OBJECTIVES
1. In the Admin API page, turn the paragraph that opens with "The Admin API provides real-time inspection" and its points into a short list that keeps the main facts.
2. Update the collected rows from the first one through the line containing "svg-text:0: 0 [62,385,67,394]" by replacing "legend-line-swatch-orange" with "legend-line-swatch-amber". Return only those rows.

GIVEN PASSAGE
Admin API
Debug and monitoring API for HDDS applications.
Overview
The Admin API provides real-time inspection of HDDS mesh state via a lightweight binary protocol over TCP (default port 4243):
- Epoch-based snapshots - Lock-free reads using atomic counters
- Zero data-plane impact - No locks held during DDS operations
- JSON responses - Human-readable format for debugging tools
- Binary protocol - Simple
[cmd_id][len][payload]framing
Architecture
┌───────────────────────────────────────────────────────────────┐
│ HDDS Runtime │
│ │
│ ┌──────────────────────────────────────────────────────────┐ │
│ │ AdminApi │ │
│ │ ┌──────────────┐ ┌──────────────┐ ┌────────────────┐ │ │
│ │ │ ParticipantDB│ │ DiscoveryFSM │ │ MetricsCollector│ │ │
│ │ │ (local part) │ │ (discovered) │ │ (telemetry) │ │ │
│ │ └──────────────┘ └──────────────┘ └────────────────┘ │ │
│ │ │ │ │
│ │ ┌───────────────┴───────────────┐ │ │
│ │ │ Epoch-based Snapshot │ │ │
│ │ │ (AtomicU64 + retry on change)│ │ │
│ │ └───────────────┬───────────────┘ │ │
│ └───────────────────────────┼──────────────────────────────┘ │
│ │ │
│ TCP Server (port 4243) │
│ [cmd_id][len][JSON payload] │
└──────────────────────────────┼─────────────────────────────────┘
│
▼
┌───────────────────┐
│ Debug Tools │
│ (hdds-admin CLI) │
└───────────────────┘
Quick Start
use hdds::admin::AdminApi;
use hdds::telemetry::init_metrics;
fn main() -> std::io::Result<()> {
// Initialize metrics
let metrics = init_metrics();
// Start Admin API on port 4243
let mut admin = AdminApi::bind("127.0.0.1", 4243, None)?;
// Inject metrics collector
admin.set_metrics(metrics);
// Set local participant name
admin.set_local_participant("my-app".to_string());
// Application runs...

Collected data

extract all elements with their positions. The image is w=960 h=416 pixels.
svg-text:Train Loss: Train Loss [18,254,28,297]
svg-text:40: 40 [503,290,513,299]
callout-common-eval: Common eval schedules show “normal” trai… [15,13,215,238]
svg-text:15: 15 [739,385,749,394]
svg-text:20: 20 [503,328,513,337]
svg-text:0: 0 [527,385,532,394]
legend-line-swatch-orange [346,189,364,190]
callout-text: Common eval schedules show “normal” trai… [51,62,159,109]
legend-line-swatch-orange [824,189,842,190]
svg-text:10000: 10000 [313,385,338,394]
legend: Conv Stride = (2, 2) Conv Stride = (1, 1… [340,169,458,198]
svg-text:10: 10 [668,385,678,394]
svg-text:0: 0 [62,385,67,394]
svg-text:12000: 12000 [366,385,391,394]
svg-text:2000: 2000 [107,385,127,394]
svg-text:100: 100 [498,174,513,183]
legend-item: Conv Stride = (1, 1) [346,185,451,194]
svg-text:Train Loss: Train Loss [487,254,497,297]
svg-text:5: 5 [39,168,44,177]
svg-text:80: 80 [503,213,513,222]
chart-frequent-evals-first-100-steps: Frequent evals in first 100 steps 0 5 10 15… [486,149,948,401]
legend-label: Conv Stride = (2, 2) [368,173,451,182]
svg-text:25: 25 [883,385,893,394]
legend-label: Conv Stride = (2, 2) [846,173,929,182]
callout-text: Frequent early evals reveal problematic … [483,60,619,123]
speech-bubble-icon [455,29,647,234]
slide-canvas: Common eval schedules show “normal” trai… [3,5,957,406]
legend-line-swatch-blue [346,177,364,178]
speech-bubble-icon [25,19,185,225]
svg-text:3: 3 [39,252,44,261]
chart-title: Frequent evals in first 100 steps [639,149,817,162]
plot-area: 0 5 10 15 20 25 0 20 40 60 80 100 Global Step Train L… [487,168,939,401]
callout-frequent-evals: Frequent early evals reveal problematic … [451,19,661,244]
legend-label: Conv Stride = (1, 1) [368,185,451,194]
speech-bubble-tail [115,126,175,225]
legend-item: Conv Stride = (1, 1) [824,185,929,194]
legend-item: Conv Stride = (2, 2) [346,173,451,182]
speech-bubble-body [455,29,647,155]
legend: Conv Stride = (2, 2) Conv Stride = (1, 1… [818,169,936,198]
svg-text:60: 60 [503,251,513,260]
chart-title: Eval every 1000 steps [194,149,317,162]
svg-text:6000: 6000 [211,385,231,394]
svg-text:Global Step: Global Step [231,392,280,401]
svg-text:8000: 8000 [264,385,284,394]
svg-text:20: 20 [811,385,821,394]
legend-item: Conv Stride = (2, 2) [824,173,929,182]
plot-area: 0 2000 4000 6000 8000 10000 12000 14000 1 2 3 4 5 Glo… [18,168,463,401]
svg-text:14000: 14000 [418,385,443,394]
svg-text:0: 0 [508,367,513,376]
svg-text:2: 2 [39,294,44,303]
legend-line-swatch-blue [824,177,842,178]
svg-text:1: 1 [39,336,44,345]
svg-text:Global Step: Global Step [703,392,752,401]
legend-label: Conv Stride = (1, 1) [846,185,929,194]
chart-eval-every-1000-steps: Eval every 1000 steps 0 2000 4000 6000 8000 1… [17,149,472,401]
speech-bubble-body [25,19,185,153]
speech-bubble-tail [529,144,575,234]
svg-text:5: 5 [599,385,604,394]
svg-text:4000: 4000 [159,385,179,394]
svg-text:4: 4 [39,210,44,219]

TASK SOLUTIONS
1.
- Real-time inspection of HDDS mesh state through a lightweight binary protocol over TCP (port 4243 by default)
- Epoch-based snapshots: lock-free reads with atomic counters
- Zero data-plane impact: no locks held during DDS operations
- JSON responses: human-readable output for debugging tools
- Binary protocol: simple [cmd_id][len][payload] framing

2.
extract all elements with their positions. The image is w=960 h=416 pixels.
svg-text:Train Loss: Train Loss [18,254,28,297]
svg-text:40: 40 [503,290,513,299]
callout-common-eval: Common eval schedules show “normal” trai… [15,13,215,238]
svg-text:15: 15 [739,385,749,394]
svg-text:20: 20 [503,328,513,337]
svg-text:0: 0 [527,385,532,394]
legend-line-swatch-amber [346,189,364,190]
callout-text: Common eval schedules show “normal” trai… [51,62,159,109]
legend-line-swatch-amber [824,189,842,190]
svg-text:10000: 10000 [313,385,338,394]
legend: Conv Stride = (2, 2) Conv Stride = (1, 1… [340,169,458,198]
svg-text:10: 10 [668,385,678,394]
svg-text:0: 0 [62,385,67,394]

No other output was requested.